What you should do - Locate and copy each line in the data that contains the word "Лейк".
++++++++++
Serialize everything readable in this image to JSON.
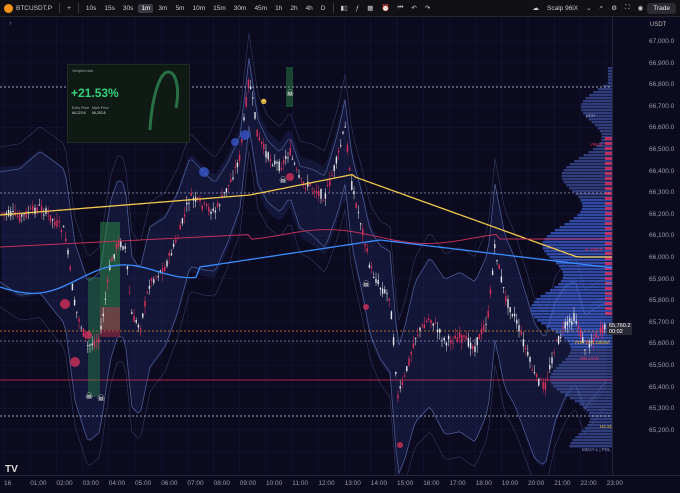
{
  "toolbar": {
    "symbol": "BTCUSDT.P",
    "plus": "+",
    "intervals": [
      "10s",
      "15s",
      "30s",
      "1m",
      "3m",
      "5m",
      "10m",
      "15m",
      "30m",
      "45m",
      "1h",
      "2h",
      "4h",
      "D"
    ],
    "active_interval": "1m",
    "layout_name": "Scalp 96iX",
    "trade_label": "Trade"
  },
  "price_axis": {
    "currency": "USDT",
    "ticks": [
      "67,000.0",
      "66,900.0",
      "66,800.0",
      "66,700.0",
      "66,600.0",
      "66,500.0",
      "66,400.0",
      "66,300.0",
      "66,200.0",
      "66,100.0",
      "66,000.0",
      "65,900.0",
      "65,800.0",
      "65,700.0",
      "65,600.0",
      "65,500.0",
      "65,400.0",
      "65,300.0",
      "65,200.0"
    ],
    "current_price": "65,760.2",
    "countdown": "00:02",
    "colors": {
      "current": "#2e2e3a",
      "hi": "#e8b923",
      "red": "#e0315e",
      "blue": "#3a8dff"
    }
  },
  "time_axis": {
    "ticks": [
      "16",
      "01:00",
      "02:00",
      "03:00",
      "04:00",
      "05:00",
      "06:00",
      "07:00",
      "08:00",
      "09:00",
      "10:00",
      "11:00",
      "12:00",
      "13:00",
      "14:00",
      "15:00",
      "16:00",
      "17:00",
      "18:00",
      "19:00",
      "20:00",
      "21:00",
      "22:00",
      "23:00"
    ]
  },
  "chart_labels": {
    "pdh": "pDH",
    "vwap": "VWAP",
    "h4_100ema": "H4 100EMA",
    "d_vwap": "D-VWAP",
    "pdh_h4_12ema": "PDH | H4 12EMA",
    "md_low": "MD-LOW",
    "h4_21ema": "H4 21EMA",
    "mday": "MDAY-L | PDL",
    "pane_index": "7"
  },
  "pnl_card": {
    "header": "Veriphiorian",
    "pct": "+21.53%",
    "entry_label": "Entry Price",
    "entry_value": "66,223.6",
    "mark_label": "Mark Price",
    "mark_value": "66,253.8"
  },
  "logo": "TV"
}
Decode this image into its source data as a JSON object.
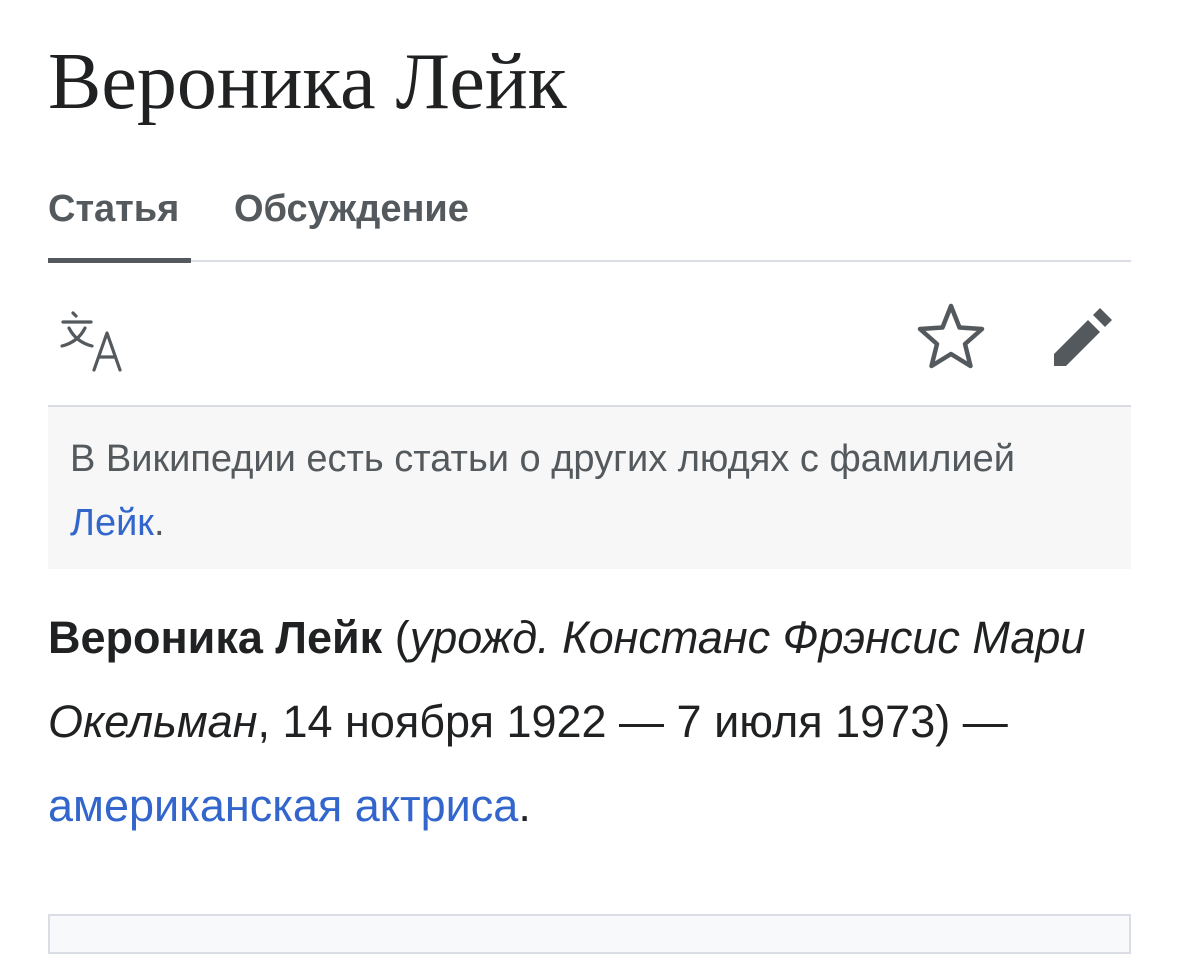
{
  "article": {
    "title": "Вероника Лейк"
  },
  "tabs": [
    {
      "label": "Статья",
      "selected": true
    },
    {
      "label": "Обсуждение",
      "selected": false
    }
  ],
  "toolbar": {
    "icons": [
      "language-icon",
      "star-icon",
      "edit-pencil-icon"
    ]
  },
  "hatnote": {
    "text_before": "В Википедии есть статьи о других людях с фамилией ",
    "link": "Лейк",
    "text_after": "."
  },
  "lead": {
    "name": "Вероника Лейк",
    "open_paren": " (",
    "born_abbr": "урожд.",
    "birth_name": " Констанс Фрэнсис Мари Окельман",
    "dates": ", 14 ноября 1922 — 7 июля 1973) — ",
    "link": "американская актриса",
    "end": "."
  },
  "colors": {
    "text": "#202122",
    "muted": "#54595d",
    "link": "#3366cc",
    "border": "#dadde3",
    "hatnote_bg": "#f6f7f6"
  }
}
++++++++++
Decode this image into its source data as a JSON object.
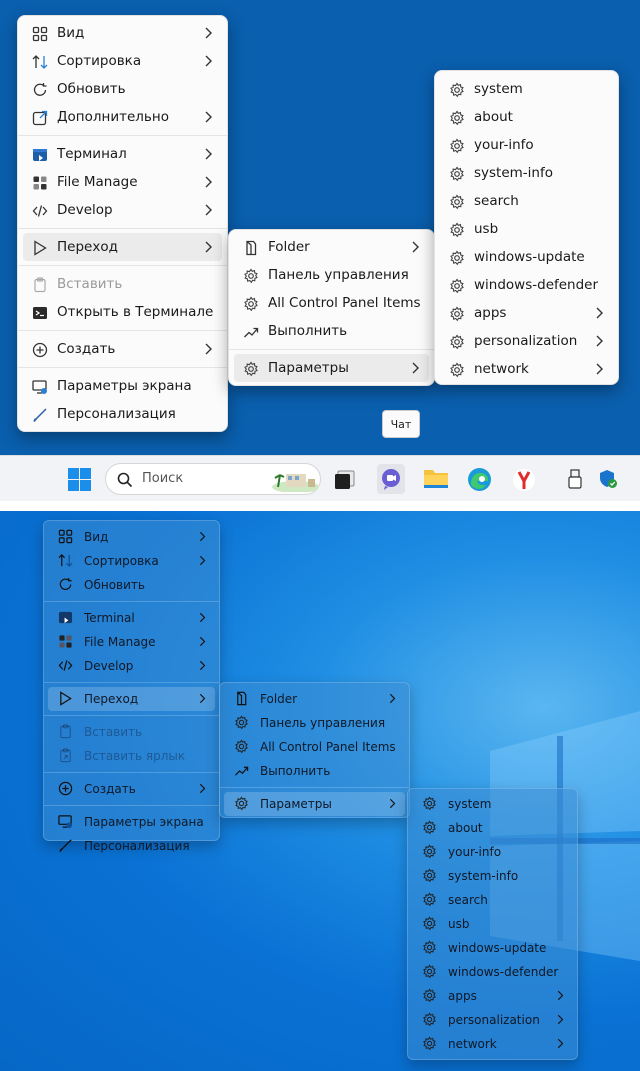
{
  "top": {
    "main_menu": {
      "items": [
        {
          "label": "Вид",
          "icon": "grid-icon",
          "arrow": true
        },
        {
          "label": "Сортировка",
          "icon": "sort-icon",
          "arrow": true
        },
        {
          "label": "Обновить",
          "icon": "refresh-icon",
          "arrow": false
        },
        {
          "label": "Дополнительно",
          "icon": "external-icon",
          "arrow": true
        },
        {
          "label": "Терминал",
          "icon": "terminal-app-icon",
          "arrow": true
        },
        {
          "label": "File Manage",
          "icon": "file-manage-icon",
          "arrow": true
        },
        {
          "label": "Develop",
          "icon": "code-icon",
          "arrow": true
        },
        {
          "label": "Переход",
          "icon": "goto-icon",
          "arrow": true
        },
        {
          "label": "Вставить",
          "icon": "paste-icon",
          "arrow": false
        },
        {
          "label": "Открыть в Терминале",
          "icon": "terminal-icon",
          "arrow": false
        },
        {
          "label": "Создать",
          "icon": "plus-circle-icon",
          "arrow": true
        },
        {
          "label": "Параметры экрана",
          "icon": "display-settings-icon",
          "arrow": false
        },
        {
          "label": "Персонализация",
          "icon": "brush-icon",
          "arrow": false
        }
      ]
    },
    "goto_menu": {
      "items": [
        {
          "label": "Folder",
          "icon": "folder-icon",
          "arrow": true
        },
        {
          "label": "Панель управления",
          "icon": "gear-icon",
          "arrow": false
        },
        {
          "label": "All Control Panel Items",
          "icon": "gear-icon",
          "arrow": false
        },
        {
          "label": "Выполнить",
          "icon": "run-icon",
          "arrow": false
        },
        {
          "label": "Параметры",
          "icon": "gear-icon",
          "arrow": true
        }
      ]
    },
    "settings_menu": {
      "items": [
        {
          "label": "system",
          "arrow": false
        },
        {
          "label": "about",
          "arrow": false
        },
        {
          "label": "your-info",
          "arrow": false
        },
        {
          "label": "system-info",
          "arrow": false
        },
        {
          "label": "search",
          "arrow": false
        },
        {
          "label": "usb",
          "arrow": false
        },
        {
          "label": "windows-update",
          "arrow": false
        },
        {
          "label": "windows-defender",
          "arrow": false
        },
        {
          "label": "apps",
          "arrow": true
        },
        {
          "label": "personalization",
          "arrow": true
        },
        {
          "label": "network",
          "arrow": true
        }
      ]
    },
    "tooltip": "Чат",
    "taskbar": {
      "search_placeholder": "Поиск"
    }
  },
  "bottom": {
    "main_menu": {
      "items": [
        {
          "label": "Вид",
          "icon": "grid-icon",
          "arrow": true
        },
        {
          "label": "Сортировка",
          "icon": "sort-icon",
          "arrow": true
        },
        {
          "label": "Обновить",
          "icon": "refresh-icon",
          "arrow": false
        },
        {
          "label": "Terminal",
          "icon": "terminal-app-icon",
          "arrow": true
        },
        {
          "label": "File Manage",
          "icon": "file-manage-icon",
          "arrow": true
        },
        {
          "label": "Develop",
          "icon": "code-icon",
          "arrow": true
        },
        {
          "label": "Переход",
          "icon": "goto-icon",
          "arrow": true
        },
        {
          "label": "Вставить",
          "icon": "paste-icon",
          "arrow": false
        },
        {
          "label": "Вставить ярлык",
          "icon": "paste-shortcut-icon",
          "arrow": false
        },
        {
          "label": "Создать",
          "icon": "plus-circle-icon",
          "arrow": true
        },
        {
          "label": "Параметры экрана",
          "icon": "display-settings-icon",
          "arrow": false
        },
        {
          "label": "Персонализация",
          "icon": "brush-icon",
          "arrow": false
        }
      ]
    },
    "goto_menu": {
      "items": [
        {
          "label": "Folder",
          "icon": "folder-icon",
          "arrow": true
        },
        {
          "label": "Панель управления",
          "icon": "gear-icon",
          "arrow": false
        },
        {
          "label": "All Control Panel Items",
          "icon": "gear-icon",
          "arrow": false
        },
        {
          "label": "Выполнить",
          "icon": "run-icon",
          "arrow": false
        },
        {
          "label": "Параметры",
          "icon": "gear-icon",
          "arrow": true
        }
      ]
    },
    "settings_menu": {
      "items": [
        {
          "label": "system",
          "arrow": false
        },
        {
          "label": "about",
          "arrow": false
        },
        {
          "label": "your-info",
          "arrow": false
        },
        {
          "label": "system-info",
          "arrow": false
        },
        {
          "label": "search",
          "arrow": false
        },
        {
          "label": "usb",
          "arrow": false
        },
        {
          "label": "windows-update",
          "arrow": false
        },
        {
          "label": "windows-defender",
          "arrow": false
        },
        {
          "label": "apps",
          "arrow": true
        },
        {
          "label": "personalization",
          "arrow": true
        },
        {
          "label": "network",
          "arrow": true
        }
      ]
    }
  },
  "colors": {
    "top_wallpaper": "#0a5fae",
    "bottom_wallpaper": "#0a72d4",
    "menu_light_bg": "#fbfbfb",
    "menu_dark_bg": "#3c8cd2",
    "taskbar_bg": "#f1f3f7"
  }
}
++++++++++
Exercise result -
    "title": "Вероника Лейк"
    "link": "Лейк",
    "name": "Вероника Лейк",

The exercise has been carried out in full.